— start of Data shown —

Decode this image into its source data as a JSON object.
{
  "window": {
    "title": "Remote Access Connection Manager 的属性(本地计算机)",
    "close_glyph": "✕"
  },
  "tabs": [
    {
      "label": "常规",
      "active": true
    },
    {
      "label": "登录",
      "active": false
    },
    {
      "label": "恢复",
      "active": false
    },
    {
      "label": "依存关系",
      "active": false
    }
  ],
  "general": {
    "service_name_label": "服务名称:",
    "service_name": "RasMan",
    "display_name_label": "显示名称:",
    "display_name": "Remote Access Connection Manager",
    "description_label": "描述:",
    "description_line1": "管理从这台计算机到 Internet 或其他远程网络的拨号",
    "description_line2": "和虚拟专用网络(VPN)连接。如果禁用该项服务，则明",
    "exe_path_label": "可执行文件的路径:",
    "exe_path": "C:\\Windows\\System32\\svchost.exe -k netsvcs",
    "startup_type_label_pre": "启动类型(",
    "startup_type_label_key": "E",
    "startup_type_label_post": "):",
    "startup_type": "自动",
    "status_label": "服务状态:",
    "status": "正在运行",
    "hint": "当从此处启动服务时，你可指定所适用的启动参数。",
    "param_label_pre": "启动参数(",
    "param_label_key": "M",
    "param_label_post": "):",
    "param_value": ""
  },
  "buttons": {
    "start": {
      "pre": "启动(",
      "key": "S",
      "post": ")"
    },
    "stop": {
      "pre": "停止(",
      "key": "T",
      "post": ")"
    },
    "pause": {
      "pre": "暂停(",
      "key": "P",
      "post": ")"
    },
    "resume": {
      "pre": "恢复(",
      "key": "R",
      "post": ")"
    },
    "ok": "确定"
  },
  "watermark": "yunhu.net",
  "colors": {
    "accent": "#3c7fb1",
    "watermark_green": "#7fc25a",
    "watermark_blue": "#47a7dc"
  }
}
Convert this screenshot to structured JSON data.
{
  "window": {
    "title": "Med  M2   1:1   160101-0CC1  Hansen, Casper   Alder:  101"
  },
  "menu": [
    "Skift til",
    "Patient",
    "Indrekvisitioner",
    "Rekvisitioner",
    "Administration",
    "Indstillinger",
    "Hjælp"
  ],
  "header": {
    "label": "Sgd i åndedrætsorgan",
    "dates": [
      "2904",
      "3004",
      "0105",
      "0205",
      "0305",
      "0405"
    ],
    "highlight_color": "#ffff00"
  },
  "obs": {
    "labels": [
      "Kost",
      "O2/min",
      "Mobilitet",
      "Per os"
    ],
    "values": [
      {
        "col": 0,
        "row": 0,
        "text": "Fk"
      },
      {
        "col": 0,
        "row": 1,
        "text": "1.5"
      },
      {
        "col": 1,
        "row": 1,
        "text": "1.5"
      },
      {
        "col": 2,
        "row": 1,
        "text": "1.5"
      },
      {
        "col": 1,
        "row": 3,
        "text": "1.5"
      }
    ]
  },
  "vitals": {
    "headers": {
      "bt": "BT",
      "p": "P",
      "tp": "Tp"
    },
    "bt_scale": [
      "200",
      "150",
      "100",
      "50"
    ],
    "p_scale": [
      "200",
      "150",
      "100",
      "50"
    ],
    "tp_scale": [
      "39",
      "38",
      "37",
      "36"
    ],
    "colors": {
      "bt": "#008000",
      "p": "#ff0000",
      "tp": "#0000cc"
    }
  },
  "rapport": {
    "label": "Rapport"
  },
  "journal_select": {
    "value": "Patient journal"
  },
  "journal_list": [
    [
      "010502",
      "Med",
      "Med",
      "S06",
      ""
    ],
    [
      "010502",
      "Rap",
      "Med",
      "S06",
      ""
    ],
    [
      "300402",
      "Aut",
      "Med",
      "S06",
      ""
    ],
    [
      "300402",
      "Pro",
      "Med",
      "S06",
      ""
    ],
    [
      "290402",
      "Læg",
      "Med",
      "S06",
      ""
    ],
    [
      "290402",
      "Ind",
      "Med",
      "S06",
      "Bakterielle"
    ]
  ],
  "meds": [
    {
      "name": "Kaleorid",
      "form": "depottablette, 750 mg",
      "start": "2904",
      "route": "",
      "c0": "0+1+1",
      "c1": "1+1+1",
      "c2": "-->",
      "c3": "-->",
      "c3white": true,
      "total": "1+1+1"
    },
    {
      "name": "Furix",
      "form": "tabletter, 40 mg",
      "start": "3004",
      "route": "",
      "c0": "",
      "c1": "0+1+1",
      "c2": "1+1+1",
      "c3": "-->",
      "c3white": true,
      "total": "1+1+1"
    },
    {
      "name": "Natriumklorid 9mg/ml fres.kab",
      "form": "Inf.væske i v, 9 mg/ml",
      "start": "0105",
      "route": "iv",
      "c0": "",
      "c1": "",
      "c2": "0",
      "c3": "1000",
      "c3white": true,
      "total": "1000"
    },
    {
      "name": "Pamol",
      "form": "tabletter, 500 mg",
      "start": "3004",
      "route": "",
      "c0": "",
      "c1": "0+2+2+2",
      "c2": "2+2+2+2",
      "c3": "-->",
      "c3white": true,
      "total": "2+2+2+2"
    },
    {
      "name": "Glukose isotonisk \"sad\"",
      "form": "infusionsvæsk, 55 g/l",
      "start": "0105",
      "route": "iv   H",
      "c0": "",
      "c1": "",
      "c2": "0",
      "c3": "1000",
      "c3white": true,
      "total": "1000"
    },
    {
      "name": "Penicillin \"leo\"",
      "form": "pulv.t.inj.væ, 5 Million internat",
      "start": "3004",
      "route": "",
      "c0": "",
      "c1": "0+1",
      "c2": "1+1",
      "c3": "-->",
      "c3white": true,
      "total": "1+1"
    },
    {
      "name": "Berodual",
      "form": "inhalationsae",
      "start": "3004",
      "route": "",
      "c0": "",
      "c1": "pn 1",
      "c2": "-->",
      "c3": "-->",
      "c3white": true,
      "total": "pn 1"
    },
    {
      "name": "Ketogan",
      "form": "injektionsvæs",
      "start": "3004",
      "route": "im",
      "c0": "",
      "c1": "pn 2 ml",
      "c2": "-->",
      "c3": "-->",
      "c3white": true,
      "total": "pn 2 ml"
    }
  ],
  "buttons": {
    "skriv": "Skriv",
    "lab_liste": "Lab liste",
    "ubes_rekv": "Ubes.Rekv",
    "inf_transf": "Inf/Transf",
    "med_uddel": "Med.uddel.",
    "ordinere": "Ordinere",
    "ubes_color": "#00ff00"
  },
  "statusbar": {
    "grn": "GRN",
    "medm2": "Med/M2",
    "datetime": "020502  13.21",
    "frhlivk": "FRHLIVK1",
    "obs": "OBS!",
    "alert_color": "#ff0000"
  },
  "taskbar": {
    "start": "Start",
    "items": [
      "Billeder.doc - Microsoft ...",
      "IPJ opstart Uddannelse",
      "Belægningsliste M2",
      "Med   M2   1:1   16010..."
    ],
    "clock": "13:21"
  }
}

— end of Data shown —

**Given request**
Give the complete listing a second time, exactly as it reads.

**Complete response**
Decode this image into its source data as a JSON object.
{
  "window": {
    "title": "Remote Access Connection Manager 的属性(本地计算机)",
    "close_glyph": "✕"
  },
  "tabs": [
    {
      "label": "常规",
      "active": true
    },
    {
      "label": "登录",
      "active": false
    },
    {
      "label": "恢复",
      "active": false
    },
    {
      "label": "依存关系",
      "active": false
    }
  ],
  "general": {
    "service_name_label": "服务名称:",
    "service_name": "RasMan",
    "display_name_label": "显示名称:",
    "display_name": "Remote Access Connection Manager",
    "description_label": "描述:",
    "description_line1": "管理从这台计算机到 Internet 或其他远程网络的拨号",
    "description_line2": "和虚拟专用网络(VPN)连接。如果禁用该项服务，则明",
    "exe_path_label": "可执行文件的路径:",
    "exe_path": "C:\\Windows\\System32\\svchost.exe -k netsvcs",
    "startup_type_label_pre": "启动类型(",
    "startup_type_label_key": "E",
    "startup_type_label_post": "):",
    "startup_type": "自动",
    "status_label": "服务状态:",
    "status": "正在运行",
    "hint": "当从此处启动服务时，你可指定所适用的启动参数。",
    "param_label_pre": "启动参数(",
    "param_label_key": "M",
    "param_label_post": "):",
    "param_value": ""
  },
  "buttons": {
    "start": {
      "pre": "启动(",
      "key": "S",
      "post": ")"
    },
    "stop": {
      "pre": "停止(",
      "key": "T",
      "post": ")"
    },
    "pause": {
      "pre": "暂停(",
      "key": "P",
      "post": ")"
    },
    "resume": {
      "pre": "恢复(",
      "key": "R",
      "post": ")"
    },
    "ok": "确定"
  },
  "watermark": "yunhu.net",
  "colors": {
    "accent": "#3c7fb1",
    "watermark_green": "#7fc25a",
    "watermark_blue": "#47a7dc"
  }
}
Convert this screenshot to structured JSON data.
{
  "window": {
    "title": "Med  M2   1:1   160101-0CC1  Hansen, Casper   Alder:  101"
  },
  "menu": [
    "Skift til",
    "Patient",
    "Indrekvisitioner",
    "Rekvisitioner",
    "Administration",
    "Indstillinger",
    "Hjælp"
  ],
  "header": {
    "label": "Sgd i åndedrætsorgan",
    "dates": [
      "2904",
      "3004",
      "0105",
      "0205",
      "0305",
      "0405"
    ],
    "highlight_color": "#ffff00"
  },
  "obs": {
    "labels": [
      "Kost",
      "O2/min",
      "Mobilitet",
      "Per os"
    ],
    "values": [
      {
        "col": 0,
        "row": 0,
        "text": "Fk"
      },
      {
        "col": 0,
        "row": 1,
        "text": "1.5"
      },
      {
        "col": 1,
        "row": 1,
        "text": "1.5"
      },
      {
        "col": 2,
        "row": 1,
        "text": "1.5"
      },
      {
        "col": 1,
        "row": 3,
        "text": "1.5"
      }
    ]
  },
  "vitals": {
    "headers": {
      "bt": "BT",
      "p": "P",
      "tp": "Tp"
    },
    "bt_scale": [
      "200",
      "150",
      "100",
      "50"
    ],
    "p_scale": [
      "200",
      "150",
      "100",
      "50"
    ],
    "tp_scale": [
      "39",
      "38",
      "37",
      "36"
    ],
    "colors": {
      "bt": "#008000",
      "p": "#ff0000",
      "tp": "#0000cc"
    }
  },
  "rapport": {
    "label": "Rapport"
  },
  "journal_select": {
    "value": "Patient journal"
  },
  "journal_list": [
    [
      "010502",
      "Med",
      "Med",
      "S06",
      ""
    ],
    [
      "010502",
      "Rap",
      "Med",
      "S06",
      ""
    ],
    [
      "300402",
      "Aut",
      "Med",
      "S06",
      ""
    ],
    [
      "300402",
      "Pro",
      "Med",
      "S06",
      ""
    ],
    [
      "290402",
      "Læg",
      "Med",
      "S06",
      ""
    ],
    [
      "290402",
      "Ind",
      "Med",
      "S06",
      "Bakterielle"
    ]
  ],
  "meds": [
    {
      "name": "Kaleorid",
      "form": "depottablette, 750 mg",
      "start": "2904",
      "route": "",
      "c0": "0+1+1",
      "c1": "1+1+1",
      "c2": "-->",
      "c3": "-->",
      "c3white": true,
      "total": "1+1+1"
    },
    {
      "name": "Furix",
      "form": "tabletter, 40 mg",
      "start": "3004",
      "route": "",
      "c0": "",
      "c1": "0+1+1",
      "c2": "1+1+1",
      "c3": "-->",
      "c3white": true,
      "total": "1+1+1"
    },
    {
      "name": "Natriumklorid 9mg/ml fres.kab",
      "form": "Inf.væske i v, 9 mg/ml",
      "start": "0105",
      "route": "iv",
      "c0": "",
      "c1": "",
      "c2": "0",
      "c3": "1000",
      "c3white": true,
      "total": "1000"
    },
    {
      "name": "Pamol",
      "form": "tabletter, 500 mg",
      "start": "3004",
      "route": "",
      "c0": "",
      "c1": "0+2+2+2",
      "c2": "2+2+2+2",
      "c3": "-->",
      "c3white": true,
      "total": "2+2+2+2"
    },
    {
      "name": "Glukose isotonisk \"sad\"",
      "form": "infusionsvæsk, 55 g/l",
      "start": "0105",
      "route": "iv   H",
      "c0": "",
      "c1": "",
      "c2": "0",
      "c3": "1000",
      "c3white": true,
      "total": "1000"
    },
    {
      "name": "Penicillin \"leo\"",
      "form": "pulv.t.inj.væ, 5 Million internat",
      "start": "3004",
      "route": "",
      "c0": "",
      "c1": "0+1",
      "c2": "1+1",
      "c3": "-->",
      "c3white": true,
      "total": "1+1"
    },
    {
      "name": "Berodual",
      "form": "inhalationsae",
      "start": "3004",
      "route": "",
      "c0": "",
      "c1": "pn 1",
      "c2": "-->",
      "c3": "-->",
      "c3white": true,
      "total": "pn 1"
    },
    {
      "name": "Ketogan",
      "form": "injektionsvæs",
      "start": "3004",
      "route": "im",
      "c0": "",
      "c1": "pn 2 ml",
      "c2": "-->",
      "c3": "-->",
      "c3white": true,
      "total": "pn 2 ml"
    }
  ],
  "buttons": {
    "skriv": "Skriv",
    "lab_liste": "Lab liste",
    "ubes_rekv": "Ubes.Rekv",
    "inf_transf": "Inf/Transf",
    "med_uddel": "Med.uddel.",
    "ordinere": "Ordinere",
    "ubes_color": "#00ff00"
  },
  "statusbar": {
    "grn": "GRN",
    "medm2": "Med/M2",
    "datetime": "020502  13.21",
    "frhlivk": "FRHLIVK1",
    "obs": "OBS!",
    "alert_color": "#ff0000"
  },
  "taskbar": {
    "start": "Start",
    "items": [
      "Billeder.doc - Microsoft ...",
      "IPJ opstart Uddannelse",
      "Belægningsliste M2",
      "Med   M2   1:1   16010..."
    ],
    "clock": "13:21"
  }
}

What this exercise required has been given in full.